__SET EXERCISE__: Reproduce all of the data exactly, with no line skipped.

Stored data
-- BEGIN --

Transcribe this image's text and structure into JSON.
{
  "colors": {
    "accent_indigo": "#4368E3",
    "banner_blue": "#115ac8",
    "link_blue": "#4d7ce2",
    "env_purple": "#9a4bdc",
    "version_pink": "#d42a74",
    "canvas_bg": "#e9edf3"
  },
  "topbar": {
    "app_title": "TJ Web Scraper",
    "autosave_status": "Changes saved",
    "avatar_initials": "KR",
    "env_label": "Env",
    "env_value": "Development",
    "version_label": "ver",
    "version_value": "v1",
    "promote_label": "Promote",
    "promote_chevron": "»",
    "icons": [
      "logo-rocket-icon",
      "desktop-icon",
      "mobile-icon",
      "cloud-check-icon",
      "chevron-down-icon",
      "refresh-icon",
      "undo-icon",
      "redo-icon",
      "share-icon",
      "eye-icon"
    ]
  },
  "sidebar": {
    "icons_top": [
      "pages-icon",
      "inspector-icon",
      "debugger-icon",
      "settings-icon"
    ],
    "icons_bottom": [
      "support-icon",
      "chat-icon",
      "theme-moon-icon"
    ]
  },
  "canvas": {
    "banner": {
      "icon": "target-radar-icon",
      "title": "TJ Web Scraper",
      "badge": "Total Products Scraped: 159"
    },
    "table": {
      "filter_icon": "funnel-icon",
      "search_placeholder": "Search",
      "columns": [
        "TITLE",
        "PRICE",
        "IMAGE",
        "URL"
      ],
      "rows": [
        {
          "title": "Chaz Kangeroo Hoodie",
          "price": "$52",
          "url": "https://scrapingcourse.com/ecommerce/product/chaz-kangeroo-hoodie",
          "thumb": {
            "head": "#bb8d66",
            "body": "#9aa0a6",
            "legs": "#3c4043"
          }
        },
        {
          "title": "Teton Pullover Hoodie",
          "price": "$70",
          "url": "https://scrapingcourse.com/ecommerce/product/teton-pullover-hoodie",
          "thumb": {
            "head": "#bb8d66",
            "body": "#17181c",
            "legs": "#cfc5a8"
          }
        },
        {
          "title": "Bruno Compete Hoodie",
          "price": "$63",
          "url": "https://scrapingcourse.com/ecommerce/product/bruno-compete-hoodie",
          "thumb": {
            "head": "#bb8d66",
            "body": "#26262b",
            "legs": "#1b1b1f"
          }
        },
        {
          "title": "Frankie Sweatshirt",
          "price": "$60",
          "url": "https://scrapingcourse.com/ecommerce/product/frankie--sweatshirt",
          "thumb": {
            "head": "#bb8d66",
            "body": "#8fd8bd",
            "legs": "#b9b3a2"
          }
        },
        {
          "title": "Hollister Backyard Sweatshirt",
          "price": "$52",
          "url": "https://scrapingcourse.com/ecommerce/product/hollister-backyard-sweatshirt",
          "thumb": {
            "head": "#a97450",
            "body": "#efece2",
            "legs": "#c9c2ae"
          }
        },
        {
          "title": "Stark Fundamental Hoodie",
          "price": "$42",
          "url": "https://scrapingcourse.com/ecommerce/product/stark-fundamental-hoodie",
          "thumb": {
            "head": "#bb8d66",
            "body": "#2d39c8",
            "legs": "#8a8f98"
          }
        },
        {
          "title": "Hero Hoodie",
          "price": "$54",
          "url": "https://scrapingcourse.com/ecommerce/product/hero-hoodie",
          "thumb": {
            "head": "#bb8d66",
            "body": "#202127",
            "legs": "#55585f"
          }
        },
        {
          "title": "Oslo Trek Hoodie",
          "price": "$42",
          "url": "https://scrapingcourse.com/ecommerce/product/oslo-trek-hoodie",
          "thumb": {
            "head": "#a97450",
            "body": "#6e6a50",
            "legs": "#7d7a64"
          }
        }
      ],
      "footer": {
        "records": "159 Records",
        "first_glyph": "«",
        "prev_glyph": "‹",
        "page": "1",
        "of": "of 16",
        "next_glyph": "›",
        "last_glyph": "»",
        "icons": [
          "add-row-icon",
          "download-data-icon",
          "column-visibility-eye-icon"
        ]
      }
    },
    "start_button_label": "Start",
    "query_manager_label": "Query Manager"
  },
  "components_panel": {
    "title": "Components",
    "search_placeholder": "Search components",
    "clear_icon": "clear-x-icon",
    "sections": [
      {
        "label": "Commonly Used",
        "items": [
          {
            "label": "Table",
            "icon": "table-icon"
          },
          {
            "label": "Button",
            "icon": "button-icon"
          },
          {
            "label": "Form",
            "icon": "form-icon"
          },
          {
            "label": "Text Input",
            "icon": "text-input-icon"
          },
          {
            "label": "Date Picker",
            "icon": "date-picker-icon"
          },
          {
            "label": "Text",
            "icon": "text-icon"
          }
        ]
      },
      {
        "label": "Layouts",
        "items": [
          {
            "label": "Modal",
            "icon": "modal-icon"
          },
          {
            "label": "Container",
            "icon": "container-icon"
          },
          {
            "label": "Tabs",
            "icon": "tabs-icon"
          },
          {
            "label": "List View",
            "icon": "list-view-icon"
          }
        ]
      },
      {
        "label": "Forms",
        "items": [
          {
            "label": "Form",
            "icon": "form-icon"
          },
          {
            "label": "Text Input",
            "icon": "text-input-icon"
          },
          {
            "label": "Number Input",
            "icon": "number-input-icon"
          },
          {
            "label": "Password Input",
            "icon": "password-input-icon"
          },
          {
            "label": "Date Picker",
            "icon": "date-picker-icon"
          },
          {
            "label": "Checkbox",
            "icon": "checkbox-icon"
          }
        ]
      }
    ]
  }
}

-- END --

__SOLUTION FOR THIS PROBLEM__:
Transcribe this image's text and structure into JSON.
{
  "colors": {
    "accent_indigo": "#4368E3",
    "banner_blue": "#115ac8",
    "link_blue": "#4d7ce2",
    "env_purple": "#9a4bdc",
    "version_pink": "#d42a74",
    "canvas_bg": "#e9edf3"
  },
  "topbar": {
    "app_title": "TJ Web Scraper",
    "autosave_status": "Changes saved",
    "avatar_initials": "KR",
    "env_label": "Env",
    "env_value": "Development",
    "version_label": "ver",
    "version_value": "v1",
    "promote_label": "Promote",
    "promote_chevron": "»",
    "icons": [
      "logo-rocket-icon",
      "desktop-icon",
      "mobile-icon",
      "cloud-check-icon",
      "chevron-down-icon",
      "refresh-icon",
      "undo-icon",
      "redo-icon",
      "share-icon",
      "eye-icon"
    ]
  },
  "sidebar": {
    "icons_top": [
      "pages-icon",
      "inspector-icon",
      "debugger-icon",
      "settings-icon"
    ],
    "icons_bottom": [
      "support-icon",
      "chat-icon",
      "theme-moon-icon"
    ]
  },
  "canvas": {
    "banner": {
      "icon": "target-radar-icon",
      "title": "TJ Web Scraper",
      "badge": "Total Products Scraped: 159"
    },
    "table": {
      "filter_icon": "funnel-icon",
      "search_placeholder": "Search",
      "columns": [
        "TITLE",
        "PRICE",
        "IMAGE",
        "URL"
      ],
      "rows": [
        {
          "title": "Chaz Kangeroo Hoodie",
          "price": "$52",
          "url": "https://scrapingcourse.com/ecommerce/product/chaz-kangeroo-hoodie",
          "thumb": {
            "head": "#bb8d66",
            "body": "#9aa0a6",
            "legs": "#3c4043"
          }
        },
        {
          "title": "Teton Pullover Hoodie",
          "price": "$70",
          "url": "https://scrapingcourse.com/ecommerce/product/teton-pullover-hoodie",
          "thumb": {
            "head": "#bb8d66",
            "body": "#17181c",
            "legs": "#cfc5a8"
          }
        },
        {
          "title": "Bruno Compete Hoodie",
          "price": "$63",
          "url": "https://scrapingcourse.com/ecommerce/product/bruno-compete-hoodie",
          "thumb": {
            "head": "#bb8d66",
            "body": "#26262b",
            "legs": "#1b1b1f"
          }
        },
        {
          "title": "Frankie Sweatshirt",
          "price": "$60",
          "url": "https://scrapingcourse.com/ecommerce/product/frankie--sweatshirt",
          "thumb": {
            "head": "#bb8d66",
            "body": "#8fd8bd",
            "legs": "#b9b3a2"
          }
        },
        {
          "title": "Hollister Backyard Sweatshirt",
          "price": "$52",
          "url": "https://scrapingcourse.com/ecommerce/product/hollister-backyard-sweatshirt",
          "thumb": {
            "head": "#a97450",
            "body": "#efece2",
            "legs": "#c9c2ae"
          }
        },
        {
          "title": "Stark Fundamental Hoodie",
          "price": "$42",
          "url": "https://scrapingcourse.com/ecommerce/product/stark-fundamental-hoodie",
          "thumb": {
            "head": "#bb8d66",
            "body": "#2d39c8",
            "legs": "#8a8f98"
          }
        },
        {
          "title": "Hero Hoodie",
          "price": "$54",
          "url": "https://scrapingcourse.com/ecommerce/product/hero-hoodie",
          "thumb": {
            "head": "#bb8d66",
            "body": "#202127",
            "legs": "#55585f"
          }
        },
        {
          "title": "Oslo Trek Hoodie",
          "price": "$42",
          "url": "https://scrapingcourse.com/ecommerce/product/oslo-trek-hoodie",
          "thumb": {
            "head": "#a97450",
            "body": "#6e6a50",
            "legs": "#7d7a64"
          }
        }
      ],
      "footer": {
        "records": "159 Records",
        "first_glyph": "«",
        "prev_glyph": "‹",
        "page": "1",
        "of": "of 16",
        "next_glyph": "›",
        "last_glyph": "»",
        "icons": [
          "add-row-icon",
          "download-data-icon",
          "column-visibility-eye-icon"
        ]
      }
    },
    "start_button_label": "Start",
    "query_manager_label": "Query Manager"
  },
  "components_panel": {
    "title": "Components",
    "search_placeholder": "Search components",
    "clear_icon": "clear-x-icon",
    "sections": [
      {
        "label": "Commonly Used",
        "items": [
          {
            "label": "Table",
            "icon": "table-icon"
          },
          {
            "label": "Button",
            "icon": "button-icon"
          },
          {
            "label": "Form",
            "icon": "form-icon"
          },
          {
            "label": "Text Input",
            "icon": "text-input-icon"
          },
          {
            "label": "Date Picker",
            "icon": "date-picker-icon"
          },
          {
            "label": "Text",
            "icon": "text-icon"
          }
        ]
      },
      {
        "label": "Layouts",
        "items": [
          {
            "label": "Modal",
            "icon": "modal-icon"
          },
          {
            "label": "Container",
            "icon": "container-icon"
          },
          {
            "label": "Tabs",
            "icon": "tabs-icon"
          },
          {
            "label": "List View",
            "icon": "list-view-icon"
          }
        ]
      },
      {
        "label": "Forms",
        "items": [
          {
            "label": "Form",
            "icon": "form-icon"
          },
          {
            "label": "Text Input",
            "icon": "text-input-icon"
          },
          {
            "label": "Number Input",
            "icon": "number-input-icon"
          },
          {
            "label": "Password Input",
            "icon": "password-input-icon"
          },
          {
            "label": "Date Picker",
            "icon": "date-picker-icon"
          },
          {
            "label": "Checkbox",
            "icon": "checkbox-icon"
          }
        ]
      }
    ]
  }
}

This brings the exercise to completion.